**Document extract**

KEY POINTS

  • Gov. Doug Ducey ordered bars and movie theaters in Arizona
  • This follows a spike in COVID-19 cases
  • Cases and deaths in counties and surrounding regions remain high

A sudden rise in COVID-19 cases forced Arizona Gov. Doug Ducey to order the closure of all movie theaters for a month. This included bars, nightclubs, water parks and gyms, the governor said during his announcement at a press conference.

According to Variety, the governor said that the executive order is to take effect at 8 p.m. Monday. Ducey shared further details in a tweet and said that the order was meant to help ease the stress on the health care system, as well as slow down new cases.

Movie theaters in the United States have closed down in mid-March in efforts to stop the spread of the coronavirus. Ducey announced in May that theaters in the state would re-open at the expiry of the stay-at-home order issued to citizens.

It would’ve been lifted last May 15, but people still needed to observe social distancing and CDC guidelines on stopping the spread of the virus. A requirement to wear a mask in public wasn’t issued.

[Stored data entries]
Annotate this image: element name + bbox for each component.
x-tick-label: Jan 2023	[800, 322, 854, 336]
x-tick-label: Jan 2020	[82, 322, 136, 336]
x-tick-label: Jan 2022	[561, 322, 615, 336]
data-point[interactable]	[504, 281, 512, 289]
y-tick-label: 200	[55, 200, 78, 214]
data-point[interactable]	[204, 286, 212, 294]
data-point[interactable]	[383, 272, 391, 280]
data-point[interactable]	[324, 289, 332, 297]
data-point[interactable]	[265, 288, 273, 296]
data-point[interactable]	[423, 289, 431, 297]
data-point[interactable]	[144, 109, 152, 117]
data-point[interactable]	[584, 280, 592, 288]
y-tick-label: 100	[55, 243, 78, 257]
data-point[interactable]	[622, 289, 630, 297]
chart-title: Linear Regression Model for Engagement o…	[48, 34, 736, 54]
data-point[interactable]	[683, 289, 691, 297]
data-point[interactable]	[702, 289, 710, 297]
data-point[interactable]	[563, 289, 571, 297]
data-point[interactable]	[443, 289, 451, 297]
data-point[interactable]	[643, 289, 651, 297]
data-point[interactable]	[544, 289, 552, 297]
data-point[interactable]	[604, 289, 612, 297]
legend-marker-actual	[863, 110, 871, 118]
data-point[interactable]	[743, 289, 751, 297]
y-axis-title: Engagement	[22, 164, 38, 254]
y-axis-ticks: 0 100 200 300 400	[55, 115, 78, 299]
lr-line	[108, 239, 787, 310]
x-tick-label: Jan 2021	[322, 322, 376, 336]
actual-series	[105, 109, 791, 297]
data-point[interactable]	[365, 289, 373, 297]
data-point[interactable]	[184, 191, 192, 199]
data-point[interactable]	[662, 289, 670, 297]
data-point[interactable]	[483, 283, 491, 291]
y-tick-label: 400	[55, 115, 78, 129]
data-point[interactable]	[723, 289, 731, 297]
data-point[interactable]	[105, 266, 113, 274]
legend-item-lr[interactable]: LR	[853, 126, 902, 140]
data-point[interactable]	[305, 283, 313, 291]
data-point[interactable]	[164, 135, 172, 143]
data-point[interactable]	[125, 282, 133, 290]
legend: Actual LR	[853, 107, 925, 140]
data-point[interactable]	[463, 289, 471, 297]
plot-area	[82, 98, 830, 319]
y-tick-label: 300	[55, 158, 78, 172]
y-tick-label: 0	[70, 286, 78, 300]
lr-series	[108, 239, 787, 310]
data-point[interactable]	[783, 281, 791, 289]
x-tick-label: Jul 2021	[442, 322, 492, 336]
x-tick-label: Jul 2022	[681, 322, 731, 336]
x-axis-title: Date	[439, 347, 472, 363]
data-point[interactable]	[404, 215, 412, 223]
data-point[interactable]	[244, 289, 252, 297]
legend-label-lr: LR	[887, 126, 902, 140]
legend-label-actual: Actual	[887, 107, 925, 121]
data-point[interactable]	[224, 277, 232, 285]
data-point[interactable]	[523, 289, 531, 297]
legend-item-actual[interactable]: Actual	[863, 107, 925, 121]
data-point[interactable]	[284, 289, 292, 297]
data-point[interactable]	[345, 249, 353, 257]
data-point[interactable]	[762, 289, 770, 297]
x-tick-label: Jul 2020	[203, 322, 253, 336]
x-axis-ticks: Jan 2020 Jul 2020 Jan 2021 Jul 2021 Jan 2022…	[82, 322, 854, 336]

**Tasks to complete**
a. Which kinds of venues does the article on the Arizona closures say the governor ordered closed for a month? List every one.
b. Using the article on the Arizona closures, decide whether each statement agrees with it. Answer yes or no, and quote the words that decide it.
(i) The executive order was set to take effect at 8 p.m. Monday.
(ii) A requirement to wear a mask in public was issued.
(iii) Movie theaters in the United States closed in mid-April.
c. Continue the article on the Arizona closures from its last sentence.

**Results in order**
a. Movie theaters, bars, nightclubs, water parks, gyms

b.
(i) Yes: "the executive order is to take effect at 8 p.m. Monday"
(ii) No: "A requirement to wear a mask in public wasn’t issued."
(iii) No: "Movie theaters in the United States have closed down in mid-March"

c.
According to the NY Times interactive tracker, the cases in Arizona have been 74,602, at least, and as of Tuesday morning, 1,598 people in the state have died. There are some counties in the state that had shown a significant rise in cases. The most, so far, remains to be Arizona, with Maricopa second at 45,178 cases and 746 deaths.

Rounding out that list is Pima at 7,568 cases and 268 deaths; Yuma at 5,895 cases and 90 deaths; Navajo at 3,570 cases and 124 deaths; Pinal at 3,382 cases and 731 deaths; Apache at 2,309 cases and 85 deaths; Coconino at 1,850 cases and92 deaths; Santa Cruz at 1,733 cases and 18 deaths, and Mohave, with 1,028 cases and 85 deaths.

There were a reported 13 out of the 94 movie theaters in the southwestern U.S. state that had opened this past weekend, at the same time 1,072 US theaters opened. But studios have remained wary of opening in the mid-summer season and had largely ‘given up,’ shifting their major release to August instead.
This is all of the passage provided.